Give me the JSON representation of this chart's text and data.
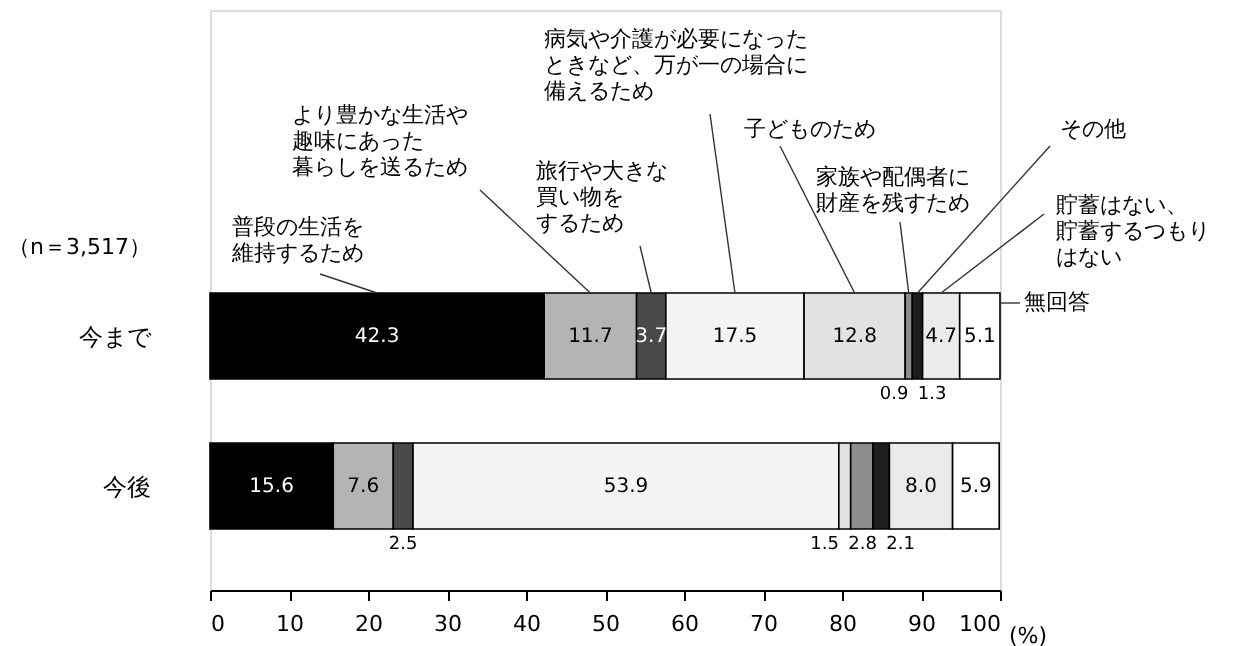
{
  "chart_data": {
    "type": "bar",
    "orientation": "horizontal",
    "stacked": true,
    "categories": [
      "今まで",
      "今後"
    ],
    "series": [
      {
        "name": "普段の生活を維持するため",
        "color": "#000000",
        "values": [
          42.3,
          15.6
        ],
        "value_labels": [
          "42.3",
          "15.6"
        ]
      },
      {
        "name": "より豊かな生活や趣味にあった暮らしを送るため",
        "color": "#b4b4b4",
        "values": [
          11.7,
          7.6
        ],
        "value_labels": [
          "11.7",
          "7.6"
        ]
      },
      {
        "name": "旅行や大きな買い物をするため",
        "color": "#4a4a4a",
        "values": [
          3.7,
          2.5
        ],
        "value_labels": [
          "3.7",
          "2.5"
        ]
      },
      {
        "name": "病気や介護が必要になったときなど、万が一の場合に備えるため",
        "color": "#f4f4f4",
        "values": [
          17.5,
          53.9
        ],
        "value_labels": [
          "17.5",
          "53.9"
        ]
      },
      {
        "name": "子どものため",
        "color": "#e2e2e2",
        "values": [
          12.8,
          1.5
        ],
        "value_labels": [
          "12.8",
          "1.5"
        ]
      },
      {
        "name": "家族や配偶者に財産を残すため",
        "color": "#8c8c8c",
        "values": [
          0.9,
          2.8
        ],
        "value_labels": [
          "0.9",
          "2.8"
        ]
      },
      {
        "name": "その他",
        "color": "#1e1e1e",
        "values": [
          1.3,
          2.1
        ],
        "value_labels": [
          "1.3",
          "2.1"
        ]
      },
      {
        "name": "貯蓄はない、貯蓄するつもりはない",
        "color": "#ebebeb",
        "values": [
          4.7,
          8.0
        ],
        "value_labels": [
          "4.7",
          "8.0"
        ]
      },
      {
        "name": "無回答",
        "color": "#ffffff",
        "values": [
          5.1,
          5.9
        ],
        "value_labels": [
          "5.1",
          "5.9"
        ]
      }
    ],
    "xlim": [
      0,
      100
    ],
    "xticks": [
      0,
      10,
      20,
      30,
      40,
      50,
      60,
      70,
      80,
      90,
      100
    ],
    "xlabel": "(%)",
    "grid": false,
    "annotations": [
      "（n＝3,517）"
    ]
  }
}
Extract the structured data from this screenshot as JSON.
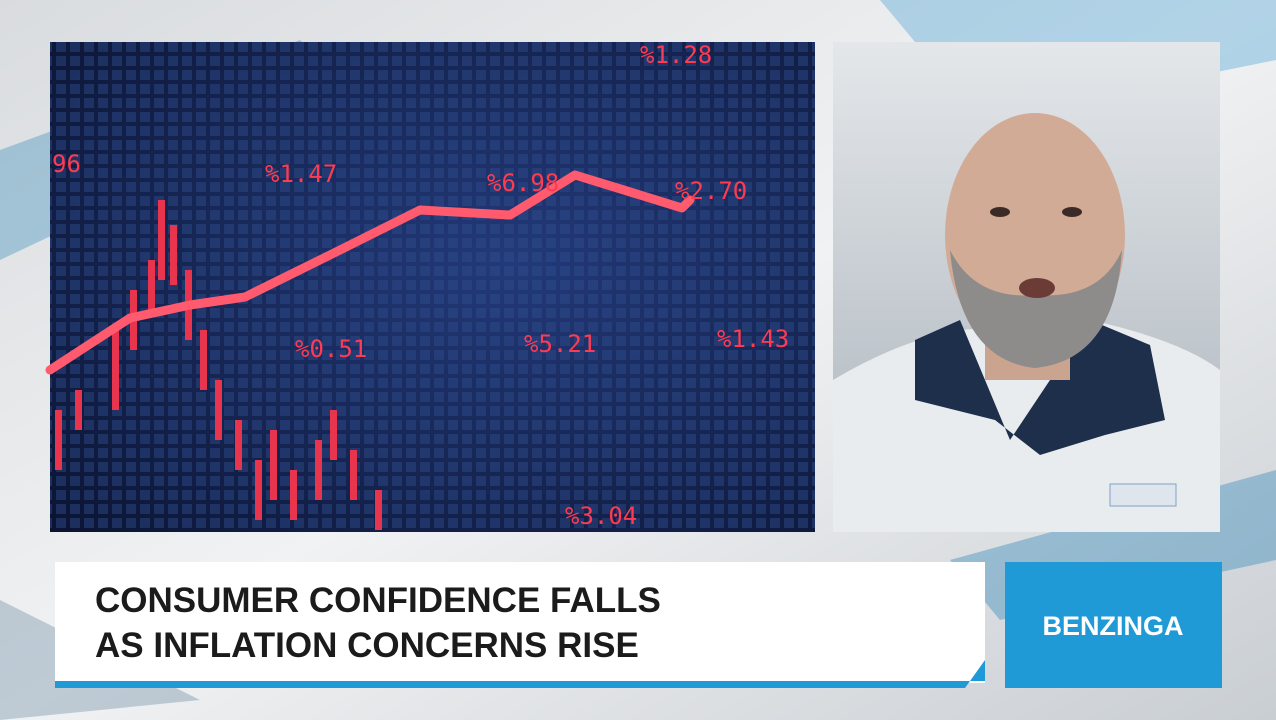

::::::::

*DIRECTIVE:*
Restate the whole listing above exactly, please, omitting every image.

*THE RESPONSE:*
Give me the JSON representation of this chart's text and data.
{
  "chart_data": {
    "type": "bar",
    "orientation": "horizontal",
    "stacked": true,
    "categories": [
      "今まで",
      "今後"
    ],
    "series": [
      {
        "name": "普段の生活を維持するため",
        "color": "#000000",
        "values": [
          42.3,
          15.6
        ],
        "value_labels": [
          "42.3",
          "15.6"
        ]
      },
      {
        "name": "より豊かな生活や趣味にあった暮らしを送るため",
        "color": "#b4b4b4",
        "values": [
          11.7,
          7.6
        ],
        "value_labels": [
          "11.7",
          "7.6"
        ]
      },
      {
        "name": "旅行や大きな買い物をするため",
        "color": "#4a4a4a",
        "values": [
          3.7,
          2.5
        ],
        "value_labels": [
          "3.7",
          "2.5"
        ]
      },
      {
        "name": "病気や介護が必要になったときなど、万が一の場合に備えるため",
        "color": "#f4f4f4",
        "values": [
          17.5,
          53.9
        ],
        "value_labels": [
          "17.5",
          "53.9"
        ]
      },
      {
        "name": "子どものため",
        "color": "#e2e2e2",
        "values": [
          12.8,
          1.5
        ],
        "value_labels": [
          "12.8",
          "1.5"
        ]
      },
      {
        "name": "家族や配偶者に財産を残すため",
        "color": "#8c8c8c",
        "values": [
          0.9,
          2.8
        ],
        "value_labels": [
          "0.9",
          "2.8"
        ]
      },
      {
        "name": "その他",
        "color": "#1e1e1e",
        "values": [
          1.3,
          2.1
        ],
        "value_labels": [
          "1.3",
          "2.1"
        ]
      },
      {
        "name": "貯蓄はない、貯蓄するつもりはない",
        "color": "#ebebeb",
        "values": [
          4.7,
          8.0
        ],
        "value_labels": [
          "4.7",
          "8.0"
        ]
      },
      {
        "name": "無回答",
        "color": "#ffffff",
        "values": [
          5.1,
          5.9
        ],
        "value_labels": [
          "5.1",
          "5.9"
        ]
      }
    ],
    "xlim": [
      0,
      100
    ],
    "xticks": [
      0,
      10,
      20,
      30,
      40,
      50,
      60,
      70,
      80,
      90,
      100
    ],
    "xlabel": "(%)",
    "grid": false,
    "annotations": [
      "（n＝3,517）"
    ]
  }
}
Extract the structured data from this screenshot as JSON.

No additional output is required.